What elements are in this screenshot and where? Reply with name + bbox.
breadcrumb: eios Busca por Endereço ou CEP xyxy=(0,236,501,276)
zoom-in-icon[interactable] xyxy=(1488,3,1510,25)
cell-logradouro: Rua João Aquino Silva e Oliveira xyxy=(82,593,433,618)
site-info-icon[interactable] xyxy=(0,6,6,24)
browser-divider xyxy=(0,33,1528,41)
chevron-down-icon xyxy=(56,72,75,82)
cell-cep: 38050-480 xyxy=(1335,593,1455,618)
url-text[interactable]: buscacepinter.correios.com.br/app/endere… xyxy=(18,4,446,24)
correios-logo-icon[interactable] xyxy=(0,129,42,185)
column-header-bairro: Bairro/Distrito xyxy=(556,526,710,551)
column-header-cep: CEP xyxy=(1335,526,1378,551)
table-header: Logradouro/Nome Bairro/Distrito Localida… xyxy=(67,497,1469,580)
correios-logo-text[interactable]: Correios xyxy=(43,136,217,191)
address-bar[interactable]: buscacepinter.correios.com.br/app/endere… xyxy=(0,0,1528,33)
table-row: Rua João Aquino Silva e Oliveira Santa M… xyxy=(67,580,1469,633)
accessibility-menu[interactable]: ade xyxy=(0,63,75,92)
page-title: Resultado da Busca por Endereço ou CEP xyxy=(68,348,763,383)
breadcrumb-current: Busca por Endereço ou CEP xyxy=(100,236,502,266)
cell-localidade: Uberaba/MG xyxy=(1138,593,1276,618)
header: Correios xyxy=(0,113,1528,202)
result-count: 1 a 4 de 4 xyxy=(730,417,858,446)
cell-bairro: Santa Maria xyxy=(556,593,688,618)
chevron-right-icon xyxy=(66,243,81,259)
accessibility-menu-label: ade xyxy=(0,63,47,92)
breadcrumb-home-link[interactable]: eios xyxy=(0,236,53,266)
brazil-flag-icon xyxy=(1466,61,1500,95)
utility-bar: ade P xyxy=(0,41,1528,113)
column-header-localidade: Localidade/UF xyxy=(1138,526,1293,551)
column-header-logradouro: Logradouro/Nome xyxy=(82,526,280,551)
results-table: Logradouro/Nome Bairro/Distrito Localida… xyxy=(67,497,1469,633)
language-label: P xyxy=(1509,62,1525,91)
----
> The task: Reproduce the data above verbatim, line for line.

> Completed task:
What elements are in this screenshot and where? Reply with name + bbox.
breadcrumb: eios Busca por Endereço ou CEP xyxy=(0,236,501,276)
zoom-in-icon[interactable] xyxy=(1488,3,1510,25)
cell-logradouro: Rua João Aquino Silva e Oliveira xyxy=(82,593,433,618)
site-info-icon[interactable] xyxy=(0,6,6,24)
browser-divider xyxy=(0,33,1528,41)
chevron-down-icon xyxy=(56,72,75,82)
cell-cep: 38050-480 xyxy=(1335,593,1455,618)
url-text[interactable]: buscacepinter.correios.com.br/app/endere… xyxy=(18,4,446,24)
correios-logo-icon[interactable] xyxy=(0,129,42,185)
column-header-bairro: Bairro/Distrito xyxy=(556,526,710,551)
column-header-cep: CEP xyxy=(1335,526,1378,551)
table-header: Logradouro/Nome Bairro/Distrito Localida… xyxy=(67,497,1469,580)
correios-logo-text[interactable]: Correios xyxy=(43,136,217,191)
address-bar[interactable]: buscacepinter.correios.com.br/app/endere… xyxy=(0,0,1528,33)
table-row: Rua João Aquino Silva e Oliveira Santa M… xyxy=(67,580,1469,633)
accessibility-menu[interactable]: ade xyxy=(0,63,75,92)
page-title: Resultado da Busca por Endereço ou CEP xyxy=(68,348,763,383)
breadcrumb-current: Busca por Endereço ou CEP xyxy=(100,236,502,266)
cell-localidade: Uberaba/MG xyxy=(1138,593,1276,618)
header: Correios xyxy=(0,113,1528,202)
result-count: 1 a 4 de 4 xyxy=(730,417,858,446)
cell-bairro: Santa Maria xyxy=(556,593,688,618)
chevron-right-icon xyxy=(66,243,81,259)
accessibility-menu-label: ade xyxy=(0,63,47,92)
breadcrumb-home-link[interactable]: eios xyxy=(0,236,53,266)
brazil-flag-icon xyxy=(1466,61,1500,95)
utility-bar: ade P xyxy=(0,41,1528,113)
column-header-localidade: Localidade/UF xyxy=(1138,526,1293,551)
column-header-logradouro: Logradouro/Nome xyxy=(82,526,280,551)
results-table: Logradouro/Nome Bairro/Distrito Localida… xyxy=(67,497,1469,633)
language-label: P xyxy=(1509,62,1525,91)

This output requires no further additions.